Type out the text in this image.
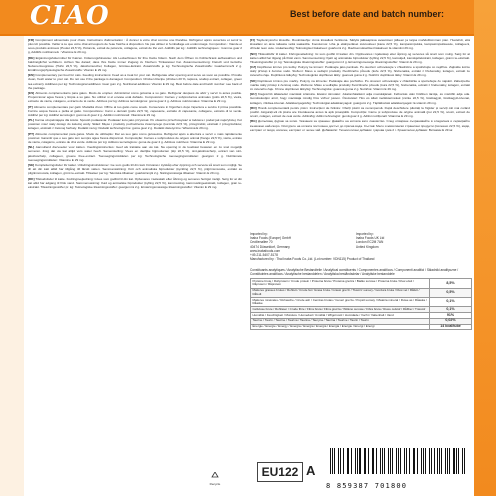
CIAO	Best before date and batch number:
[FR] Complément alimentaire pour chats. Instructions d'alimentation : À donner à votre chat comme une friandise. Réfrigérer après ouverture et servir le plus tôt possible. Veiller à ce que votre chat ait toujours de l'eau fraîche à disposition. Ne pas utiliser si l'emballage est endommagé. Composition : Viande et sous-produits animaux (Poulet 22,5 %), Pétoncle, extrait de pétoncle, collagène, extrait de thé vert. Additifs par kg : Additifs technologiques : Gomme guar 2 g, Additifs nutritionnels : Vitamine E 29 mg.
[DE] Ergänzungsfuttermittel für Katzen. Fütterungshinweise: Als Leckerbissen für Ihre Katze füttern. Nach dem Öffnen im Kühlschrank aufbewahren und baldmöglichst verfüttern. Achten Sie darauf, dass Ihre Katze immer Zugang zu frischem Trinkwasser hat. Zusammensetzung: Fleisch und tierische Nebenerzeugnisse (Huhn 22,5 %), Jakobsmuschel, Kollagen, Grüntee-Extrakt. Zusatzstoffe je kg: Technologische Zusatzstoffe: Guarkernmehl 2 g. Ernährungsphysiologische Zusatzstoffe: Vitamin E 29 mg.
[EN] Complementary pet food for cats. Feeding instructions: Feed as a treat for your cat. Refrigerate after opening and serve as soon as possible. Provide clean, fresh water to your cat. Do not use if the package is damaged. Composition: Chicken Recipe (chicken 20 %, tapioca, scallop extract, collagen, green tea extract). Additives per kg: Technological additives: Guar gum 2 g. Nutritional additives: Vitamin E 29 mg. Best before date and batch number: see back of the package.
[ES] Alimento complementario para gatos. Modo de empleo: Administrar como golosina a su gato. Refrigerar después de abrir y servir lo antes posible. Proporcionar agua fresca y limpia a su gato. No utilizar si el envase está dañado. Composición: Carnes y subproductos animales (pollo 22,5 %), vieira, extracto de vieira, colágeno, extracto de té verde. Aditivos por kg: Aditivos tecnológicos: goma guar 2 g. Aditivos nutricionales: Vitamina E 29 mg.
[IT] Alimento complementare per gatti. Modalità d'uso: Offrire al tuo gatto come snack. Conservare in frigorifero dopo l'apertura e servire il prima possibile. Fornire acqua fresca e pulita al gatto. Composizione: Carni e derivati (pollo 22,5 %), capesante, estratto di capesante, collagene, estratto di tè verde. Additivi per kg: Additivi tecnologici: gomma di guar 2 g. Additivi nutrizionali: Vitamina E 29 mg.
[PL] Karma uzupełniająca dla kotów. Sposób podawania: Podawać kotu jako przysmak. Po otwarciu przechowywać w lodówce i podać jak najszybciej. Kot powinien mieć stały dostęp do świeżej wody. Skład: Mięso i produkty pochodzenia zwierzęcego (kurczak 22,5 %), przegrzebki, ekstrakt z przegrzebków, kolagen, ekstrakt z zielonej herbaty. Dodatki na kg: Dodatki technologiczne: guma guar 2 g. Dodatki dietetyczne: Witamina E 29 mg.
[PT] Alimento complementar para gatos. Modo de utilização: Dar ao seu gato como guloseima. Refrigerar após a abertura e servir o mais rapidamente possível. Garantir que o seu gato tem sempre água fresca disponível. Composição: Carnes e subprodutos de origem animal (frango 22,5 %), vieira, extrato de vieira, colagénio, extrato de chá verde. Aditivos por kg: Aditivos tecnológicos: goma de guar 2 g. Aditivos nutritivos: Vitamina E 29 mg.
[NL] Aanvullend diervoeder voor katten. Voedingsinstructies: Geef als traktatie aan uw kat. Na opening in de koelkast bewaren en zo snel mogelijk serveren. Zorg dat uw kat altijd vers water heeft. Samenstelling: Vlees en dierlijke bijproducten (kip 22,5 %), sint-jakobsschelp, extract van sint-jakobsschelp, collageen, groene thee-extract. Toevoegingsmiddelen per kg: Technologische toevoegingsmiddelen: guargom 2 g. Nutritionele toevoegingsmiddelen: Vitamine E 29 mg.
[SE] Kompletteringsfoder för katter. Utfodringsinstruktioner: Ge som godis till din katt. Förvaras i kylskåp efter öppning och servera så snart som möjligt. Se till att din katt alltid har tillgång till färskt vatten. Sammansättning: Kött och animaliska biprodukter (kyckling 22,5 %), pilgrimsmussla, extrakt av pilgrimsmussla, kollagen, grönt te-extrakt. Tillsatser per kg: Tekniska tillsatser: guarkärnmjöl 2 g. Näringsmässiga tillsatser: Vitamin E 29 mg.
[DK] Tilskudsfoder til katte. Fodringsvejledning: Gives som godbid til din kat. Opbevares i køleskab efter åbning og serveres hurtigst muligt. Sørg for at din kat altid har adgang til frisk vand. Sammensætning: Kød og animalske biprodukter (kylling 22,5 %), kammusling, kammuslingeekstrakt, kollagen, grøn te-ekstrakt. Tilsætningsstoffer pr. kg: Teknologiske tilsætningsstoffer: guargummi 2 g. Ernæringsmæssige tilsætningsstoffer: Vitamin E 29 mg.
[FI] Täydennysrehu kissoille. Ruokintaohje: Anna kissallesi herkkuna. Säilytä jääkaapissa avaamisen jälkeen ja tarjoa mahdollisimman pian. Huolehdi, että kissallasi on aina raikasta vettä saatavilla. Koostumus: Liha ja eläinperäiset sivutuotteet (kana 22,5 %), kampasimpukka, kampasimpukkauute, kollageeni, vihreän teen uute. Lisäaineet/kg: Teknologiset lisäaineet: guarkumi 2 g. Ravitsemukselliset lisäaineet: E-vitamiini 29 mg.
[NO] Tilskuddsfôr til katter. Fôringsveiledning: Gi som godbit til katten din. Oppbevares i kjøleskap etter åpning og serveres så snart som mulig. Sørg for at katten alltid har tilgang på friskt vann. Sammensetning: Kjøtt og animalske biprodukter (kylling 22,5 %), kamskjell, kamskjellekstrakt, kollagen, grønn te-ekstrakt. Tilsetningsstoffer pr. kg: Teknologiske tilsetningsstoffer: guargummi 2 g. Ernæringsmessige tilsetningsstoffer: Vitamin E 29 mg.
[CZ] Doplňkové krmivo pro kočky. Pokyny ke krmení: Podávejte jako pamlsek. Po otevření uchovávejte v chladničce a spotřebujte co nejdříve. Zajistěte kočce stálý přístup k čerstvé vodě. Složení: Maso a vedlejší produkty živočišného původu (kuře 22,5 %), hřebenatka, extrakt z hřebenatky, kolagen, extrakt ze zeleného čaje. Doplňkové látky/kg: Technologické doplňkové látky: guarová guma 2 g. Nutriční doplňkové látky: Vitamin E 29 mg.
[SK] Doplnkové krmivo pre mačky. Pokyny na kŕmenie: Podávajte ako pochúťku. Po otvorení uchovávajte v chladničke a spotrebujte čo najskôr. Zabezpečte mačke stály prístup k čerstvej vode. Zloženie: Mäso a vedľajšie produkty živočíšneho pôvodu (kura 22,5 %), hrebenatka, extrakt z hrebenatky, kolagén, extrakt zo zeleného čaju. Kŕmne doplnkové látky/kg: Technologické: guarová guma 2 g. Nutričné: Vitamín E 29 mg.
[HU] Kiegészítő állateledel macskák számára. Etetési útmutató: Jutalomfalatként adja macskájának. Felbontás után hűtőben tárolja, és mielőbb adja oda. Gondoskodjon arról, hogy macskája mindig friss vízhez jusson. Összetétel: Hús és állati melléktermékek (csirke 22,5 %), fésűkagyló, fésűkagyló-kivonat, kollagén, zöldtea-kivonat. Adalékanyagok/kg: Technológiai adalékanyagok: guargumi 2 g. Táplálkozási adalékanyagok: E-vitamin 29 mg.
[RO] Hrană complementară pentru pisici. Instrucțiuni de hrănire: Oferiți pisicii ca recompensă. După deschidere păstrați la frigider și serviți cât mai curând posibil. Asigurați-vă că pisica are întotdeauna acces la apă proaspătă. Compoziție: Carne și subproduse de origine animală (pui 22,5 %), scoici, extract de scoici, colagen, extract de ceai verde. Aditivi/kg: Aditivi tehnologici: gumă guar 2 g. Aditivi nutriționali: Vitamina E 29 mg.
[BG] Допълващ фураж за котки. Указания за хранене: Давайте на котката като лакомство. След отваряне съхранявайте в хладилник и сервирайте възможно най-скоро. Осигурете на котката постоянен достъп до прясна вода. Състав: Месо и животински странични продукти (пилешко 22,5 %), миди, екстракт от миди, колаген, екстракт от зелен чай. Добавки/кг: Технологични добавки: гуарова гума 2 г. Хранителни добавки: Витамин Е 29 мг.
Imported by:
Inaba Foods (Europe) GmbH
Cecilienallee 70
40474 Düsseldorf, Germany
www.inabafoods.com
+49-211-5407-5178

Imported by:
Inaba Foods UK Ltd
London EC2M 7AN
United Kingdom
Manufactured by : Thai Inaba Foods Co.,Ltd. (Lot number: VDN115) Product of Thailand
Constituants analytiques / Analytische Bestandteile / Analytical constituents / Componentes analíticos / Componenti analitici / Składniki analityczne / Constituintes analíticos / Analytische bestanddelen / Analytiska beståndsdelar / Analytiske bestanddele
Protéine brute / Rohprotein / Crude protein / Proteína bruta / Proteina grezza / Białko surowe / Proteína bruta / Ruw eiwit / Råprotein / Råprotein	8,5%
Matières grasses brutes / Rohfett / Crude fat / Grasa bruta / Grassi grezzi / Tłuszcz surowy / Gordura bruta / Ruw vet / Råfett / Råfedt	0,5%
Matières minérales / Rohasche / Crude ash / Cenizas brutas / Ceneri grezze / Popiół surowy / Matéria mineral / Ruwe as / Råaska / Råaske	0,1%
Cellulose brute / Rohfaser / Crude fibre / Fibra bruta / Fibra grezza / Włókno surowe / Fibra bruta / Ruwe celstof / Råfiber / Træstof	0,1%
Humidité / Feuchtigkeit / Moisture / Humedad / Umidità / Wilgotność / Humidade / Vocht / Vattenhalt / Vand	91%
Taurine / Taurin / Taurine / Taurina / Taurina / Tauryna / Taurina / Taurine / Taurin / Taurin	0,02%
Énergie / Energie / Energy / Energía / Energia / Energia / Energia / Energie / Energi / Energi	14 kcal/tube
Recycle
EU122 A
8 859387 701800
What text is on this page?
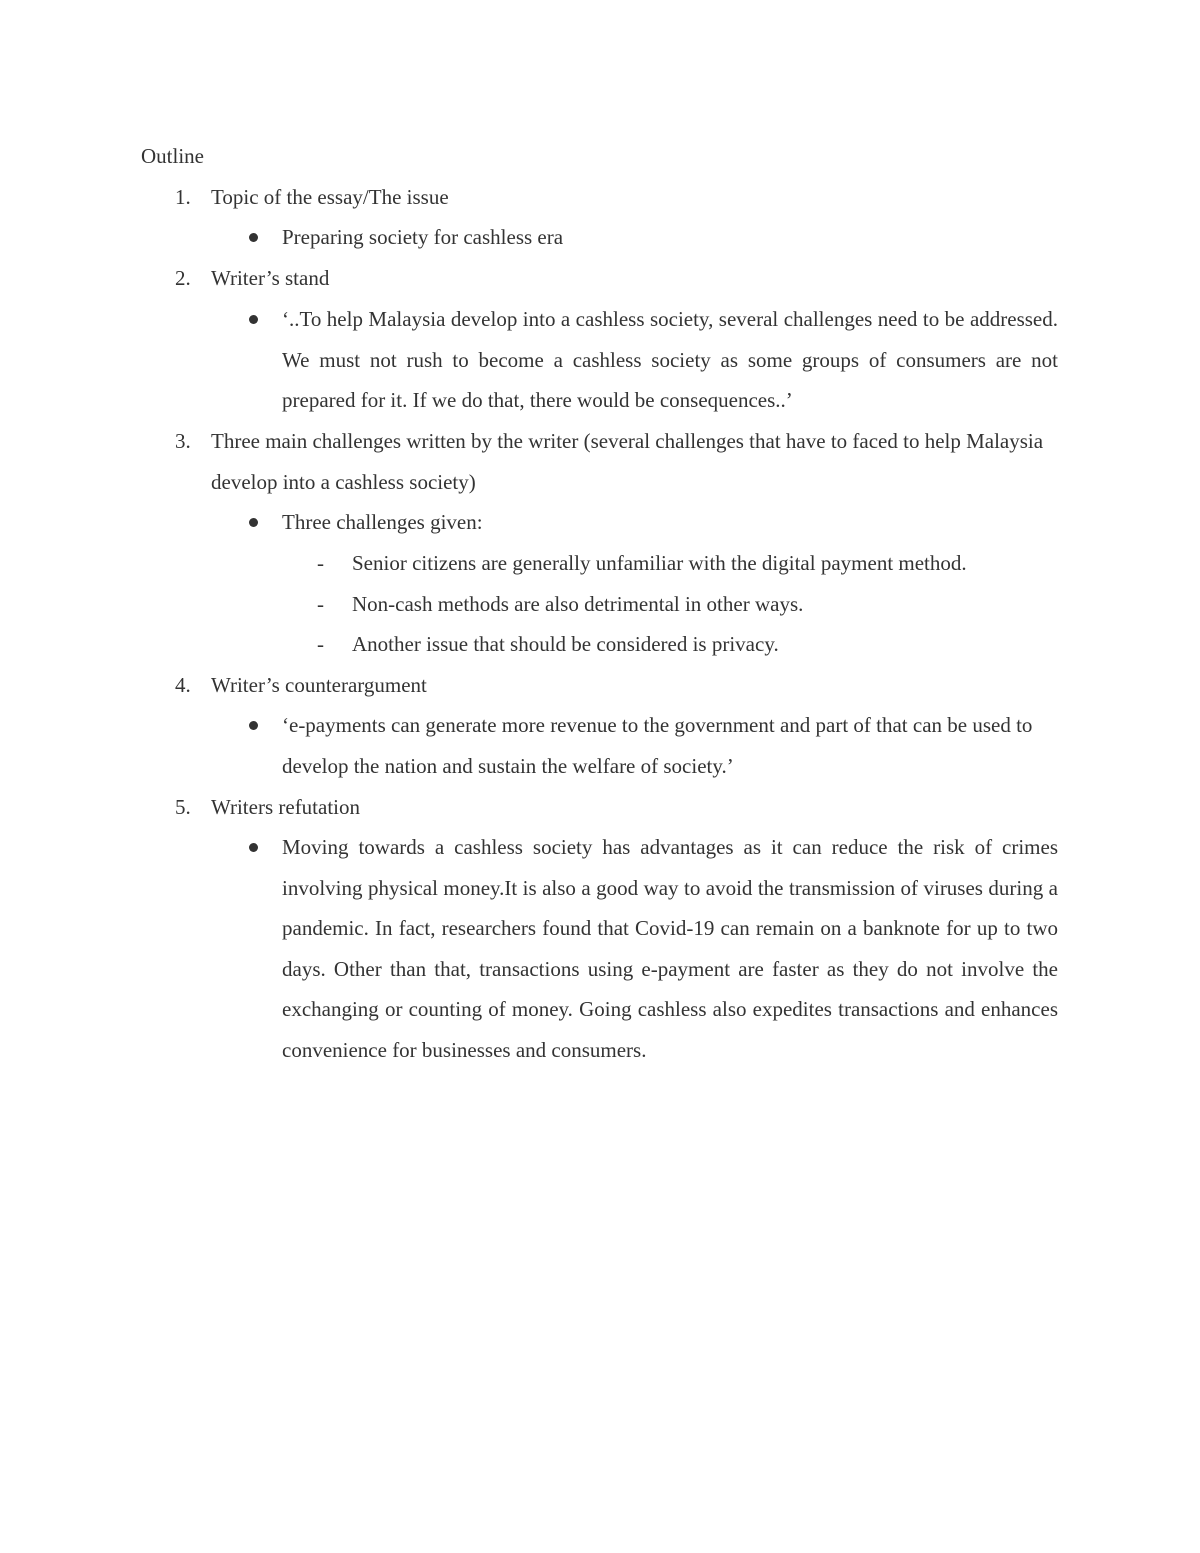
Outline
1. Topic of the essay/The issue
Preparing society for cashless era
2. Writer’s stand
‘..To help Malaysia develop into a cashless society, several challenges need to be addressed. We must not rush to become a cashless society as some groups of consumers are not prepared for it. If we do that, there would be consequences..’
3. Three main challenges written by the writer (several challenges that have to faced to help Malaysia develop into a cashless society)
Three challenges given:
- Senior citizens are generally unfamiliar with the digital payment method.
- Non-cash methods are also detrimental in other ways.
- Another issue that should be considered is privacy.
4. Writer’s counterargument
‘e-payments can generate more revenue to the government and part of that can be used to develop the nation and sustain the welfare of society.’
5. Writers refutation
Moving towards a cashless society has advantages as it can reduce the risk of crimes involving physical money.It is also a good way to avoid the transmission of viruses during a pandemic. In fact, researchers found that Covid-19 can remain on a banknote for up to two days. Other than that, transactions using e-payment are faster as they do not involve the exchanging or counting of money. Going cashless also expedites transactions and enhances convenience for businesses and consumers.
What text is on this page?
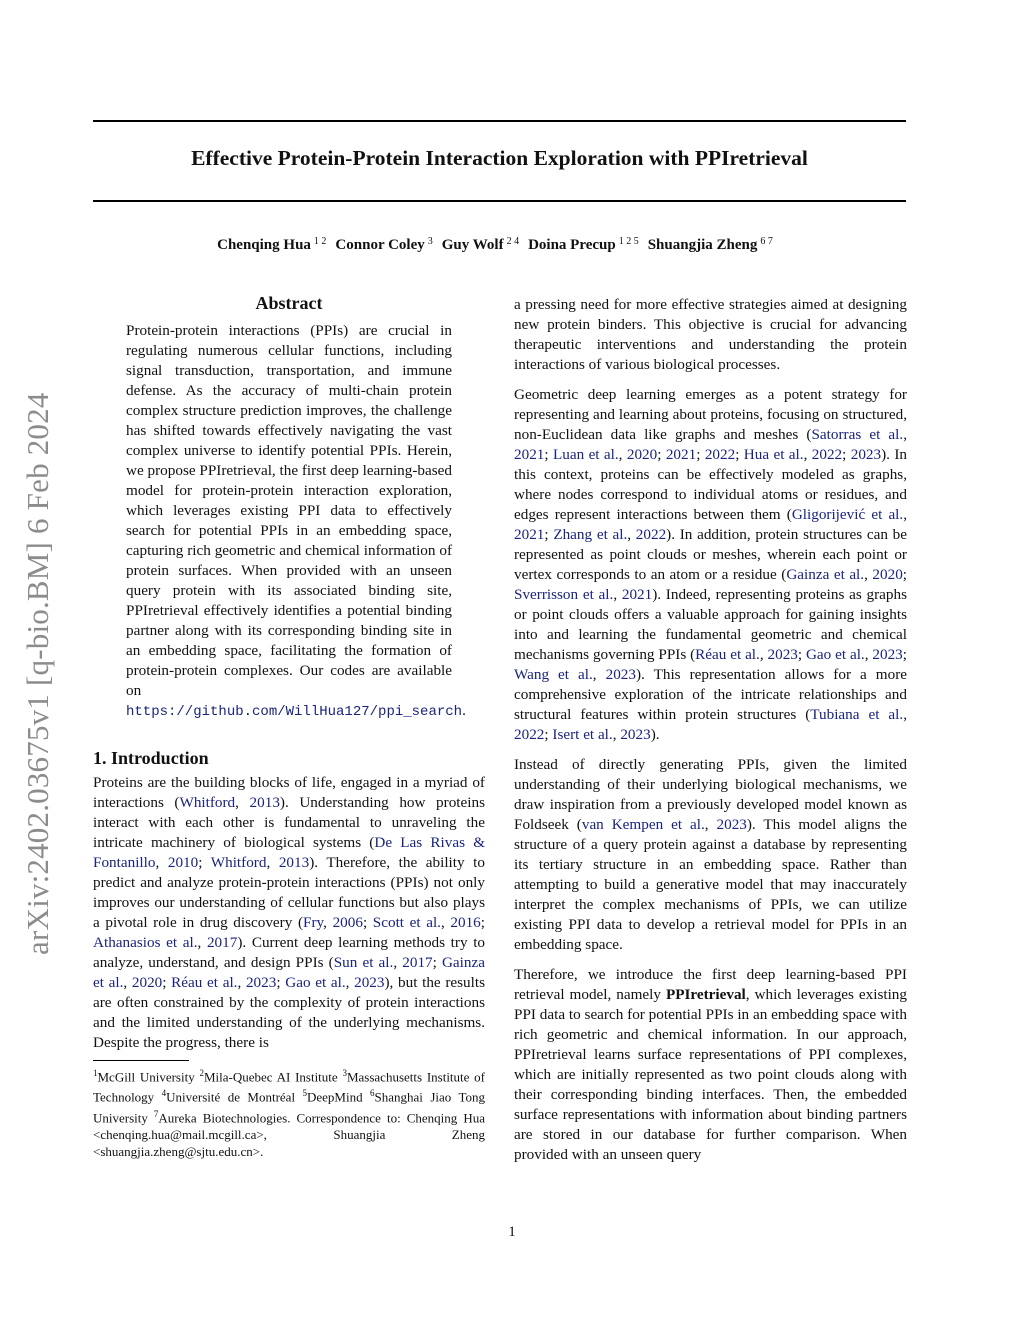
Effective Protein-Protein Interaction Exploration with PPIretrieval
Chenqing Hua $^{1 2}$ Connor Coley $^3$ Guy Wolf $^{2 4}$ Doina Precup $^{1 2 5}$ Shuangjia Zheng $^{6 7}$
arXiv:2402.03675v1 [q-bio.BM] 6 Feb 2024
Abstract
Protein-protein interactions (PPIs) are crucial in regulating numerous cellular functions, including signal transduction, transportation, and immune defense. As the accuracy of multi-chain protein complex structure prediction improves, the challenge has shifted towards effectively navigating the vast complex universe to identify potential PPIs. Herein, we propose PPIretrieval, the first deep learning-based model for protein-protein interaction exploration, which leverages existing PPI data to effectively search for potential PPIs in an embedding space, capturing rich geometric and chemical information of protein surfaces. When provided with an unseen query protein with its associated binding site, PPIretrieval effectively identifies a potential binding partner along with its corresponding binding site in an embedding space, facilitating the formation of protein-protein complexes. Our codes are available on https://github.com/WillHua127/ppi_search.
1. Introduction
Proteins are the building blocks of life, engaged in a myriad of interactions (Whitford, 2013). Understanding how proteins interact with each other is fundamental to unraveling the intricate machinery of biological systems (De Las Rivas & Fontanillo, 2010; Whitford, 2013). Therefore, the ability to predict and analyze protein-protein interactions (PPIs) not only improves our understanding of cellular functions but also plays a pivotal role in drug discovery (Fry, 2006; Scott et al., 2016; Athanasios et al., 2017). Current deep learning methods try to analyze, understand, and design PPIs (Sun et al., 2017; Gainza et al., 2020; Réau et al., 2023; Gao et al., 2023), but the results are often constrained by the complexity of protein interactions and the limited understanding of the underlying mechanisms. Despite the progress, there is
$^1$McGill University $^2$Mila-Quebec AI Institute $^3$Massachusetts Institute of Technology $^4$Université de Montréal $^5$DeepMind $^6$Shanghai Jiao Tong University $^7$Aureka Biotechnologies. Correspondence to: Chenqing Hua <chenqing.hua@mail.mcgill.ca>, Shuangjia Zheng <shuangjia.zheng@sjtu.edu.cn>.

a pressing need for more effective strategies aimed at designing new protein binders. This objective is crucial for advancing therapeutic interventions and understanding the protein interactions of various biological processes.

Geometric deep learning emerges as a potent strategy for representing and learning about proteins, focusing on structured, non-Euclidean data like graphs and meshes (Satorras et al., 2021; Luan et al., 2020; 2021; 2022; Hua et al., 2022; 2023). In this context, proteins can be effectively modeled as graphs, where nodes correspond to individual atoms or residues, and edges represent interactions between them (Gligorijević et al., 2021; Zhang et al., 2022). In addition, protein structures can be represented as point clouds or meshes, wherein each point or vertex corresponds to an atom or a residue (Gainza et al., 2020; Sverrisson et al., 2021). Indeed, representing proteins as graphs or point clouds offers a valuable approach for gaining insights into and learning the fundamental geometric and chemical mechanisms governing PPIs (Réau et al., 2023; Gao et al., 2023; Wang et al., 2023). This representation allows for a more comprehensive exploration of the intricate relationships and structural features within protein structures (Tubiana et al., 2022; Isert et al., 2023).

Instead of directly generating PPIs, given the limited understanding of their underlying biological mechanisms, we draw inspiration from a previously developed model known as Foldseek (van Kempen et al., 2023). This model aligns the structure of a query protein against a database by representing its tertiary structure in an embedding space. Rather than attempting to build a generative model that may inaccurately interpret the complex mechanisms of PPIs, we can utilize existing PPI data to develop a retrieval model for PPIs in an embedding space.

Therefore, we introduce the first deep learning-based PPI retrieval model, namely PPIretrieval, which leverages existing PPI data to search for potential PPIs in an embedding space with rich geometric and chemical information. In our approach, PPIretrieval learns surface representations of PPI complexes, which are initially represented as two point clouds along with their corresponding binding interfaces. Then, the embedded surface representations with information about binding partners are stored in our database for further comparison. When provided with an unseen query

1
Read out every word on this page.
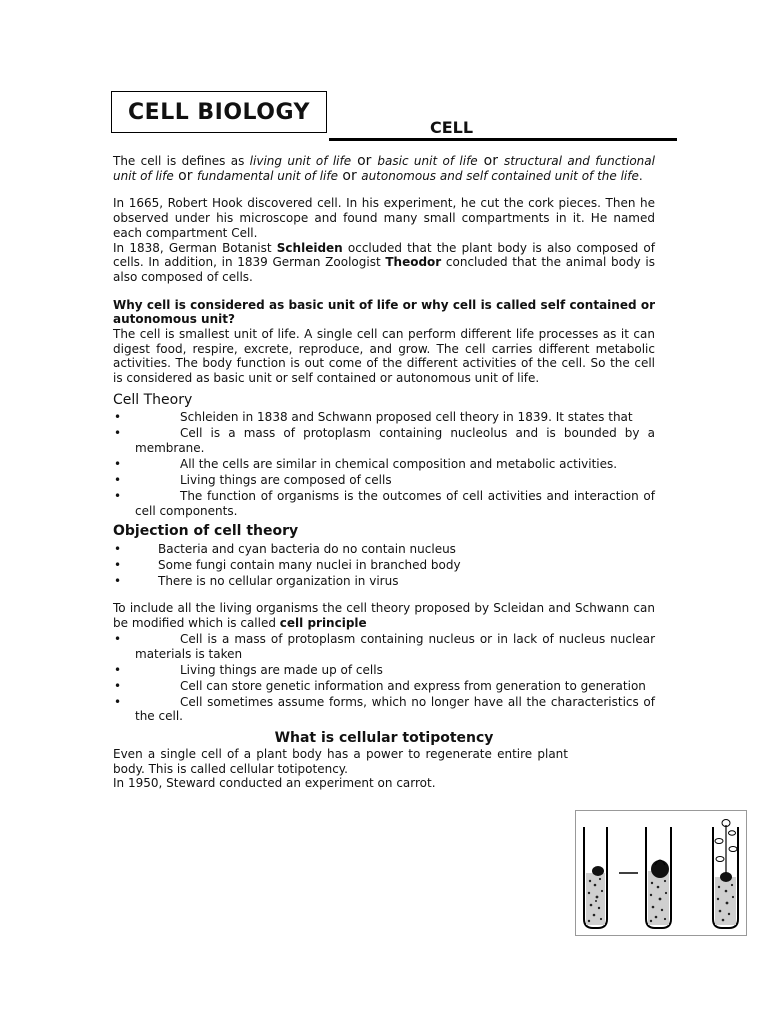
CELL BIOLOGY
CELL

The cell is defines as living unit of life or basic unit of life or structural and functional unit of life or fundamental unit of life or autonomous and self contained unit of the life.

In 1665, Robert Hook discovered cell. In his experiment, he cut the cork pieces. Then he observed under his microscope and found many small compartments in it. He named each compartment Cell.

In 1838, German Botanist Schleiden occluded that the plant body is also composed of cells. In addition, in 1839 German Zoologist Theodor concluded that the animal body is also composed of cells.

Why cell is considered as basic unit of life or why cell is called self contained or autonomous unit?

The cell is smallest unit of life. A single cell can perform different life processes as it can digest food, respire, excrete, reproduce, and grow. The cell carries different metabolic activities. The body function is out come of the different activities of the cell. So the cell is considered as basic unit or self contained or autonomous unit of life.

Cell Theory
• Schleiden in 1838 and Schwann proposed cell theory in 1839. It states that
• Cell is a mass of protoplasm containing nucleolus and is bounded by a membrane.
• All the cells are similar in chemical composition and metabolic activities.
• Living things are composed of cells
• The function of organisms is the outcomes of cell activities and interaction of cell components.
Objection of cell theory
• Bacteria and cyan bacteria do no contain nucleus
• Some fungi contain many nuclei in branched body
• There is no cellular organization in virus

To include all the living organisms the cell theory proposed by Scleidan and Schwann can be modified which is called cell principle

• Cell is a mass of protoplasm containing nucleus or in lack of nucleus nuclear materials is taken
• Living things are made up of cells
• Cell can store genetic information and express from generation to generation
• Cell sometimes assume forms, which no longer have all the characteristics of the cell.
What is cellular totipotency

Even a single cell of a plant body has a power to regenerate entire plant body. This is called cellular totipotency.

In 1950, Steward conducted an experiment on carrot.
□ □ □ □ □ □ □
- _AIM OF THE EXERCISE_:
With "katter" as the string to look for, count the matching lines in the entries above and report only the number.

- _SOLUTION FOR THIS EXERCISE_:
2